Please copy every line of the records below that holds the word "image".

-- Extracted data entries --
---

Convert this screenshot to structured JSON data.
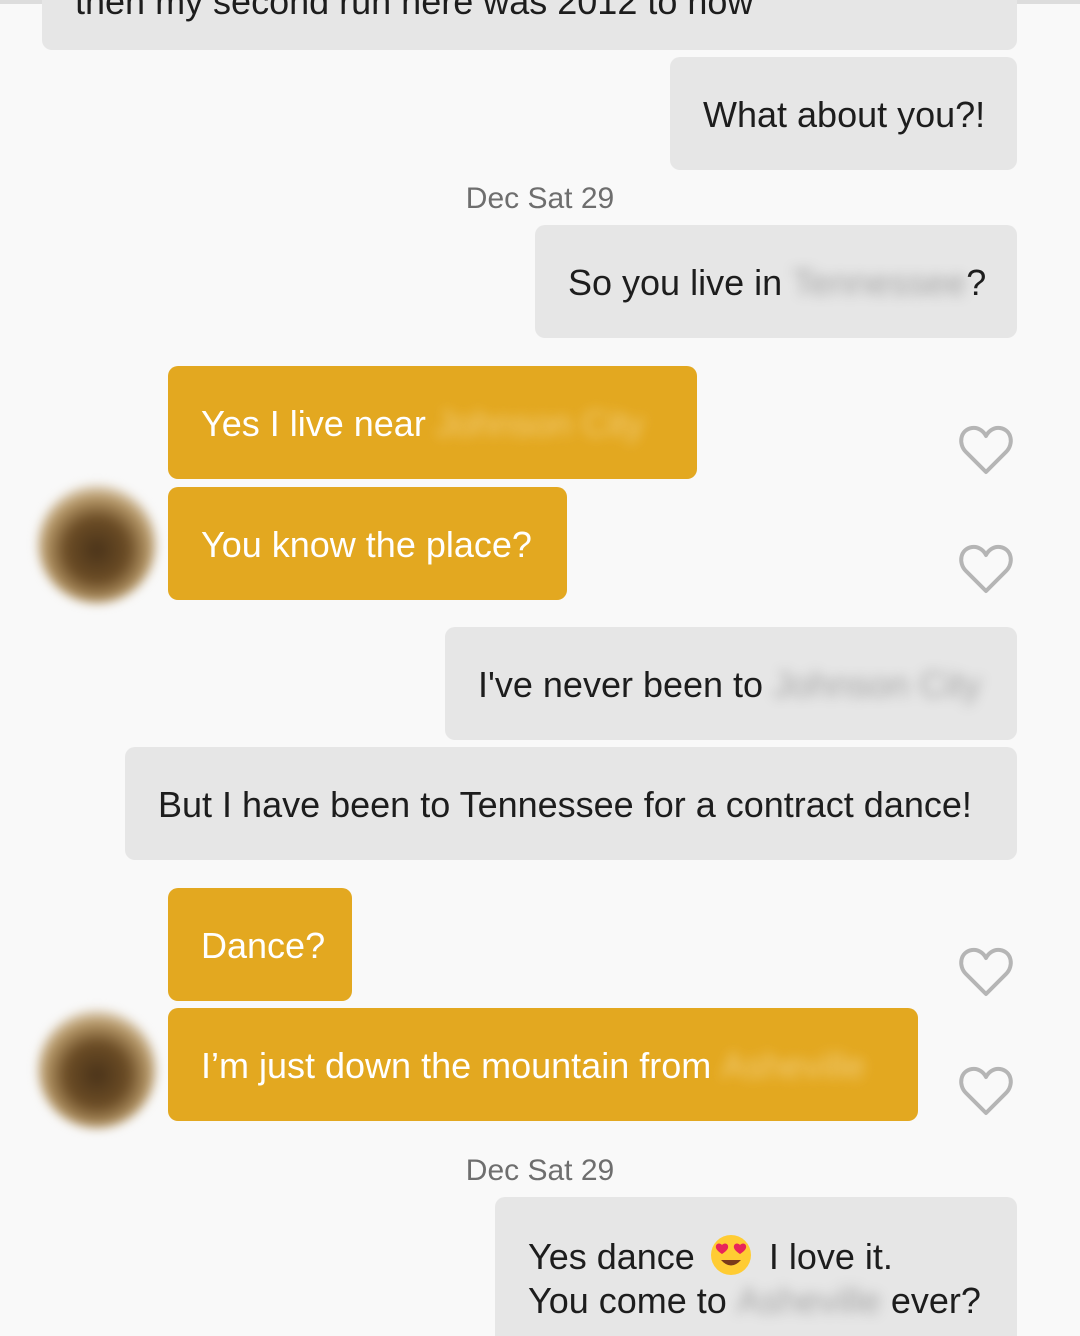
{
  "messages": [
    {
      "id": "m0",
      "dir": "out",
      "text": "then my second run here was 2012 to now"
    },
    {
      "id": "m1",
      "dir": "out",
      "text": "What about you?!"
    },
    {
      "id": "m2",
      "dir": "out",
      "text_before": "So you live in ",
      "redacted": "Tennessee",
      "text_after": "?"
    },
    {
      "id": "m3",
      "dir": "in",
      "text_before": "Yes I live near ",
      "redacted": "Johnson City"
    },
    {
      "id": "m4",
      "dir": "in",
      "text": "You know the place?"
    },
    {
      "id": "m5",
      "dir": "out",
      "text_before": "I've never been to ",
      "redacted": "Johnson City"
    },
    {
      "id": "m6",
      "dir": "out",
      "text": "But I have been to Tennessee for a contract dance!"
    },
    {
      "id": "m7",
      "dir": "in",
      "text": "Dance?"
    },
    {
      "id": "m8",
      "dir": "in",
      "text_before": "I’m just down the mountain from ",
      "redacted": "Asheville"
    },
    {
      "id": "m9",
      "dir": "out",
      "line1_before": "Yes dance ",
      "emoji": "smiling-face-with-heart-eyes",
      "line1_after": " I love it.",
      "line2_before": "You come to ",
      "redacted": "Asheville",
      "line2_after": " ever?"
    }
  ],
  "timestamps": [
    "Dec Sat 29",
    "Dec Sat 29"
  ],
  "colors": {
    "background": "#f9f9f9",
    "outgoing_bubble": "#e6e6e6",
    "incoming_bubble": "#e3a820",
    "timestamp_text": "#6e6e6e",
    "heart_outline": "#b5b5b5"
  },
  "icons": [
    "heart-outline-icon",
    "avatar"
  ]
}
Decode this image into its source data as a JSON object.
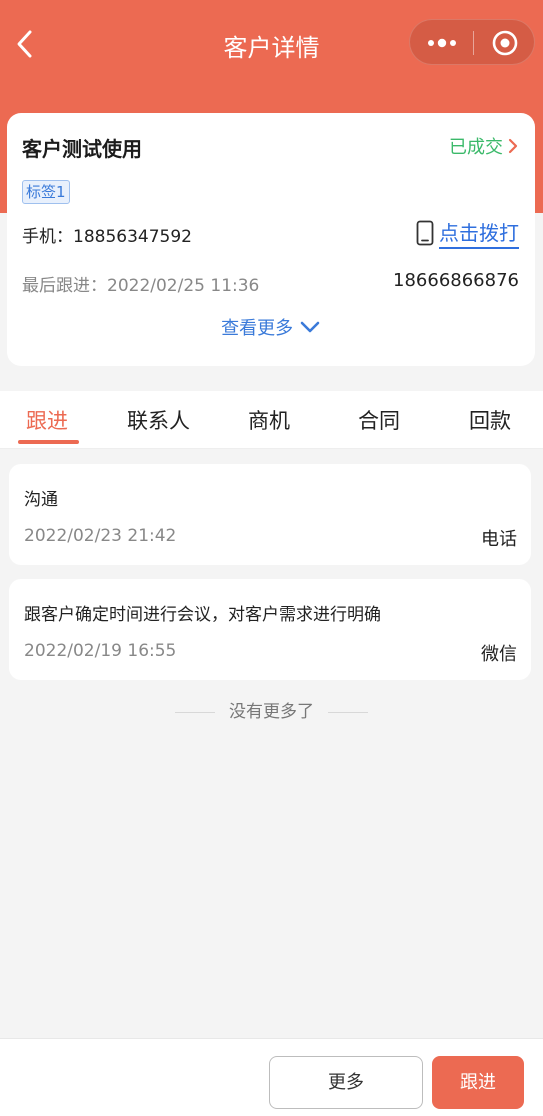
{
  "nav": {
    "title": "客户详情"
  },
  "customer": {
    "name": "客户测试使用",
    "status": "已成交",
    "tag": "标签1",
    "phone_label": "手机：",
    "phone": "18856347592",
    "dial_label": "点击拨打",
    "last_follow_label": "最后跟进：",
    "last_follow_time": "2022/02/25 11:36",
    "other_phone": "18666866876",
    "see_more": "查看更多"
  },
  "tabs": [
    {
      "label": "跟进",
      "active": true
    },
    {
      "label": "联系人",
      "active": false
    },
    {
      "label": "商机",
      "active": false
    },
    {
      "label": "合同",
      "active": false
    },
    {
      "label": "回款",
      "active": false
    }
  ],
  "records": [
    {
      "content": "沟通",
      "time": "2022/02/23 21:42",
      "type": "电话"
    },
    {
      "content": "跟客户确定时间进行会议，对客户需求进行明确",
      "time": "2022/02/19 16:55",
      "type": "微信"
    }
  ],
  "no_more": "没有更多了",
  "actions": {
    "more": "更多",
    "follow": "跟进"
  },
  "colors": {
    "brand": "#ec6a52",
    "status_green": "#3bb96a",
    "link_blue": "#2f6fde"
  }
}
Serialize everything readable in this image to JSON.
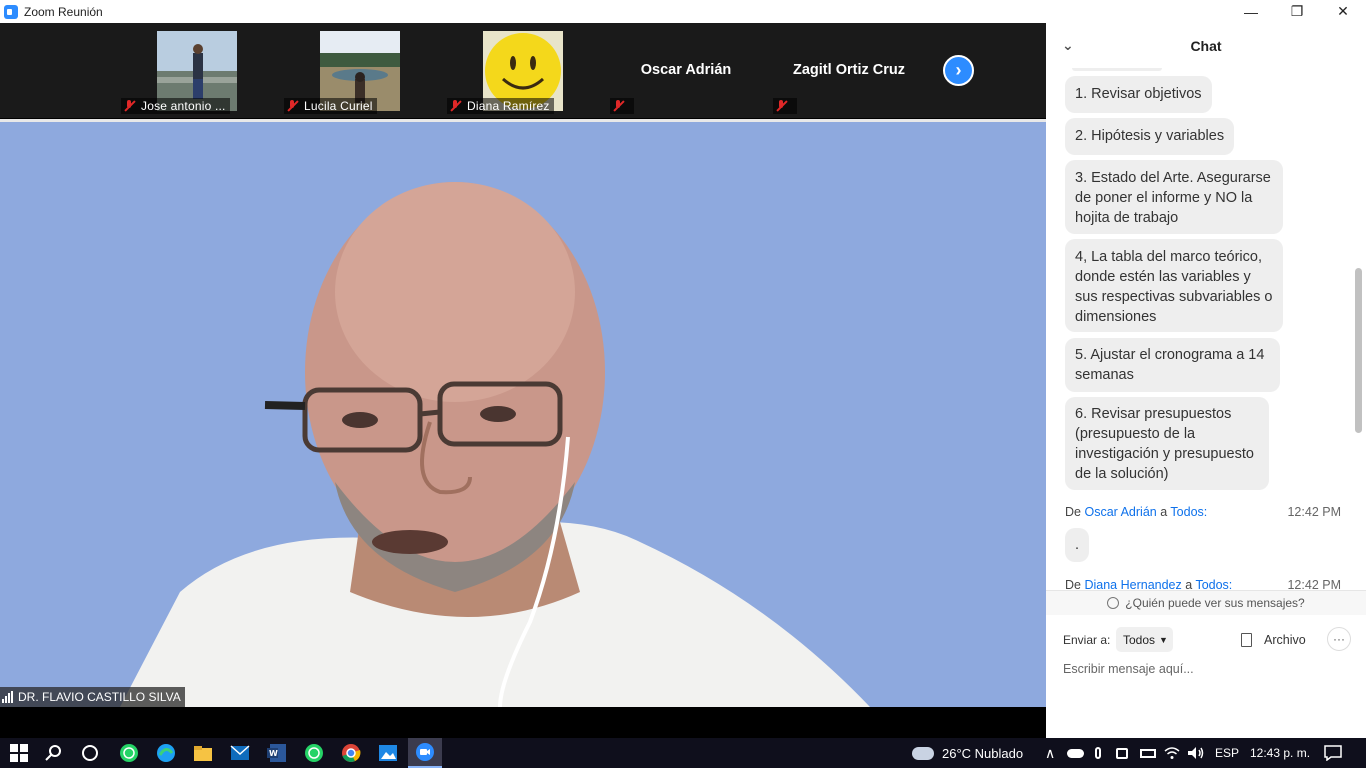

---

-- The solution --
Decode this image into its source data as a JSON object.
Serialize everything readable in this image to JSON.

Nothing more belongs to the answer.